── Provided information

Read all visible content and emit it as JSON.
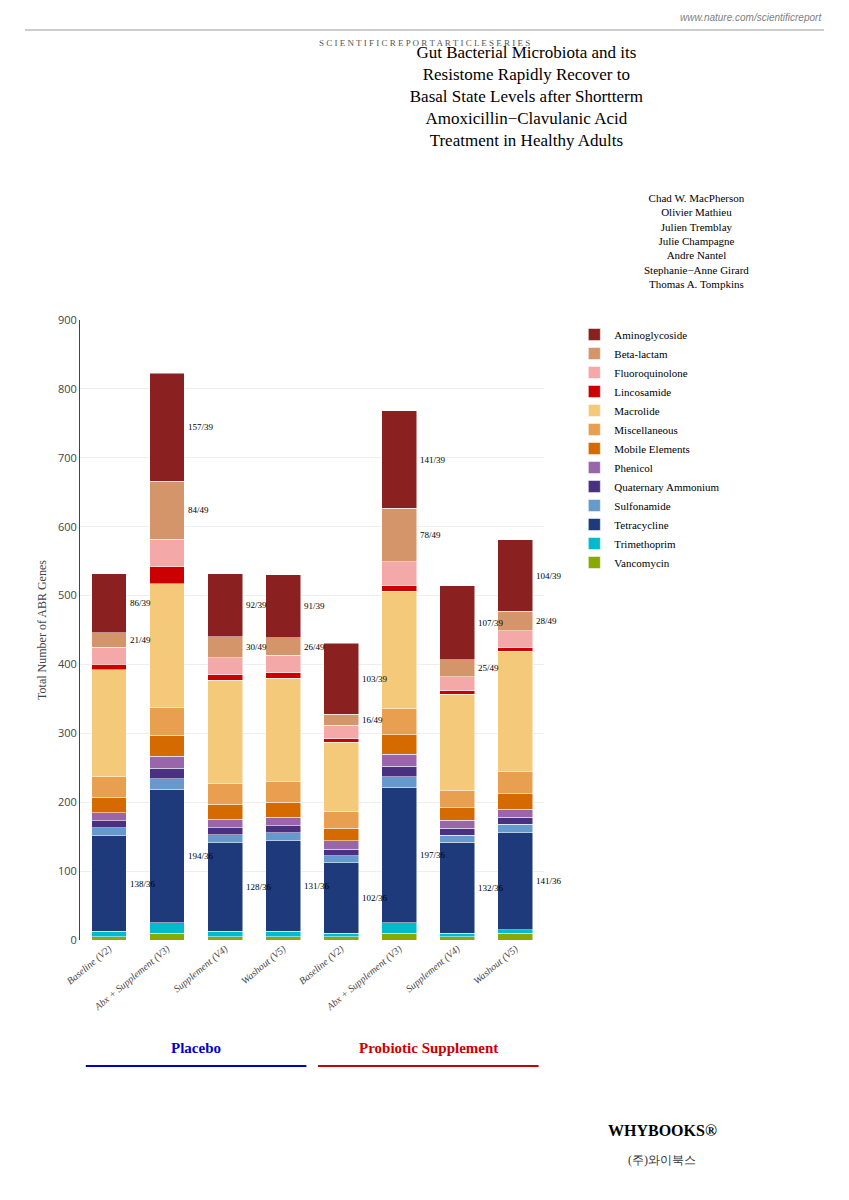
{
  "chart_data": {
    "type": "bar",
    "stacked": true,
    "grid": true,
    "legend": "right",
    "title": "Gut Bacterial Microbiota and its\nResistome Rapidly Recover to\nBasal State Levels after Shortterm\nAmoxicillin−Clavulanic Acid\nTreatment in Healthy Adults",
    "subtitle_web": "www.nature.com/scientificreport",
    "subtitle_series": "S C I E N T I F I C R E P O R T A R T I C L E S E R I E S",
    "authors": [
      "Chad W. MacPherson",
      "Olivier Mathieu",
      "Julien Tremblay",
      "Julie Champagne",
      "Andre Nantel",
      "Stephanie−Anne Girard",
      "Thomas A. Tompkins"
    ],
    "ylabel": "Total Number of ABR Genes",
    "ylim": [
      0,
      900
    ],
    "yticks": [
      0,
      100,
      200,
      300,
      400,
      500,
      600,
      700,
      800,
      900
    ],
    "categories": [
      "Baseline (V2)",
      "Abx + Supplement (V3)",
      "Supplement (V4)",
      "Washout (V5)",
      "Baseline (V2)",
      "Abx + Supplement (V3)",
      "Supplement (V4)",
      "Washout (V5)"
    ],
    "groups": [
      {
        "label": "Placebo",
        "color": "#0000CC"
      },
      {
        "label": "Probiotic Supplement",
        "color": "#CC0000"
      }
    ],
    "series": [
      {
        "name": "Vancomycin",
        "color": "#88AA00",
        "values": [
          5,
          10,
          5,
          5,
          5,
          10,
          5,
          10
        ]
      },
      {
        "name": "Trimethoprim",
        "color": "#00BBCC",
        "values": [
          8,
          15,
          8,
          8,
          5,
          15,
          5,
          5
        ]
      },
      {
        "name": "Tetracycline",
        "color": "#1F3A7A",
        "values": [
          138,
          194,
          128,
          131,
          102,
          197,
          132,
          141
        ],
        "value_labels": [
          "138/36",
          "194/36",
          "128/36",
          "131/36",
          "102/36",
          "197/36",
          "132/36",
          "141/36"
        ]
      },
      {
        "name": "Sulfonamide",
        "color": "#6699CC",
        "values": [
          12,
          15,
          12,
          12,
          10,
          15,
          10,
          12
        ]
      },
      {
        "name": "Quaternary Ammonium",
        "color": "#4A3080",
        "values": [
          10,
          15,
          10,
          10,
          10,
          15,
          10,
          10
        ]
      },
      {
        "name": "Phenicol",
        "color": "#9966AA",
        "values": [
          12,
          18,
          12,
          12,
          12,
          18,
          12,
          12
        ]
      },
      {
        "name": "Mobile Elements",
        "color": "#D46A00",
        "values": [
          22,
          30,
          22,
          22,
          18,
          28,
          18,
          22
        ]
      },
      {
        "name": "Miscellaneous",
        "color": "#E8A050",
        "values": [
          30,
          40,
          30,
          30,
          25,
          38,
          25,
          32
        ]
      },
      {
        "name": "Macrolide",
        "color": "#F5C97A",
        "values": [
          155,
          180,
          150,
          150,
          100,
          170,
          140,
          175
        ]
      },
      {
        "name": "Lincosamide",
        "color": "#CC0000",
        "values": [
          8,
          25,
          8,
          8,
          5,
          8,
          5,
          5
        ]
      },
      {
        "name": "Fluoroquinolone",
        "color": "#F4A9A8",
        "values": [
          25,
          40,
          25,
          25,
          20,
          35,
          20,
          25
        ]
      },
      {
        "name": "Beta-lactam",
        "color": "#D4956A",
        "values": [
          21,
          84,
          30,
          26,
          16,
          78,
          25,
          28
        ],
        "value_labels": [
          "21/49",
          "84/49",
          "30/49",
          "26/49",
          "16/49",
          "78/49",
          "25/49",
          "28/49"
        ]
      },
      {
        "name": "Aminoglycoside",
        "color": "#8B2020",
        "values": [
          86,
          157,
          92,
          91,
          103,
          141,
          107,
          104
        ],
        "value_labels": [
          "86/39",
          "157/39",
          "92/39",
          "91/39",
          "103/39",
          "141/39",
          "107/39",
          "104/39"
        ]
      }
    ],
    "footer": [
      "WHYBOOKS®",
      "(주)와이북스"
    ]
  }
}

────

__Problem requirements__
An exact copy of every entry above is required, without the pictures.

__Answer to this problem__
Read all visible content and emit it as JSON.
{
  "chart_data": {
    "type": "bar",
    "stacked": true,
    "grid": true,
    "legend": "right",
    "title": "Gut Bacterial Microbiota and its\nResistome Rapidly Recover to\nBasal State Levels after Shortterm\nAmoxicillin−Clavulanic Acid\nTreatment in Healthy Adults",
    "subtitle_web": "www.nature.com/scientificreport",
    "subtitle_series": "S C I E N T I F I C R E P O R T A R T I C L E S E R I E S",
    "authors": [
      "Chad W. MacPherson",
      "Olivier Mathieu",
      "Julien Tremblay",
      "Julie Champagne",
      "Andre Nantel",
      "Stephanie−Anne Girard",
      "Thomas A. Tompkins"
    ],
    "ylabel": "Total Number of ABR Genes",
    "ylim": [
      0,
      900
    ],
    "yticks": [
      0,
      100,
      200,
      300,
      400,
      500,
      600,
      700,
      800,
      900
    ],
    "categories": [
      "Baseline (V2)",
      "Abx + Supplement (V3)",
      "Supplement (V4)",
      "Washout (V5)",
      "Baseline (V2)",
      "Abx + Supplement (V3)",
      "Supplement (V4)",
      "Washout (V5)"
    ],
    "groups": [
      {
        "label": "Placebo",
        "color": "#0000CC"
      },
      {
        "label": "Probiotic Supplement",
        "color": "#CC0000"
      }
    ],
    "series": [
      {
        "name": "Vancomycin",
        "color": "#88AA00",
        "values": [
          5,
          10,
          5,
          5,
          5,
          10,
          5,
          10
        ]
      },
      {
        "name": "Trimethoprim",
        "color": "#00BBCC",
        "values": [
          8,
          15,
          8,
          8,
          5,
          15,
          5,
          5
        ]
      },
      {
        "name": "Tetracycline",
        "color": "#1F3A7A",
        "values": [
          138,
          194,
          128,
          131,
          102,
          197,
          132,
          141
        ],
        "value_labels": [
          "138/36",
          "194/36",
          "128/36",
          "131/36",
          "102/36",
          "197/36",
          "132/36",
          "141/36"
        ]
      },
      {
        "name": "Sulfonamide",
        "color": "#6699CC",
        "values": [
          12,
          15,
          12,
          12,
          10,
          15,
          10,
          12
        ]
      },
      {
        "name": "Quaternary Ammonium",
        "color": "#4A3080",
        "values": [
          10,
          15,
          10,
          10,
          10,
          15,
          10,
          10
        ]
      },
      {
        "name": "Phenicol",
        "color": "#9966AA",
        "values": [
          12,
          18,
          12,
          12,
          12,
          18,
          12,
          12
        ]
      },
      {
        "name": "Mobile Elements",
        "color": "#D46A00",
        "values": [
          22,
          30,
          22,
          22,
          18,
          28,
          18,
          22
        ]
      },
      {
        "name": "Miscellaneous",
        "color": "#E8A050",
        "values": [
          30,
          40,
          30,
          30,
          25,
          38,
          25,
          32
        ]
      },
      {
        "name": "Macrolide",
        "color": "#F5C97A",
        "values": [
          155,
          180,
          150,
          150,
          100,
          170,
          140,
          175
        ]
      },
      {
        "name": "Lincosamide",
        "color": "#CC0000",
        "values": [
          8,
          25,
          8,
          8,
          5,
          8,
          5,
          5
        ]
      },
      {
        "name": "Fluoroquinolone",
        "color": "#F4A9A8",
        "values": [
          25,
          40,
          25,
          25,
          20,
          35,
          20,
          25
        ]
      },
      {
        "name": "Beta-lactam",
        "color": "#D4956A",
        "values": [
          21,
          84,
          30,
          26,
          16,
          78,
          25,
          28
        ],
        "value_labels": [
          "21/49",
          "84/49",
          "30/49",
          "26/49",
          "16/49",
          "78/49",
          "25/49",
          "28/49"
        ]
      },
      {
        "name": "Aminoglycoside",
        "color": "#8B2020",
        "values": [
          86,
          157,
          92,
          91,
          103,
          141,
          107,
          104
        ],
        "value_labels": [
          "86/39",
          "157/39",
          "92/39",
          "91/39",
          "103/39",
          "141/39",
          "107/39",
          "104/39"
        ]
      }
    ],
    "footer": [
      "WHYBOOKS®",
      "(주)와이북스"
    ]
  }
}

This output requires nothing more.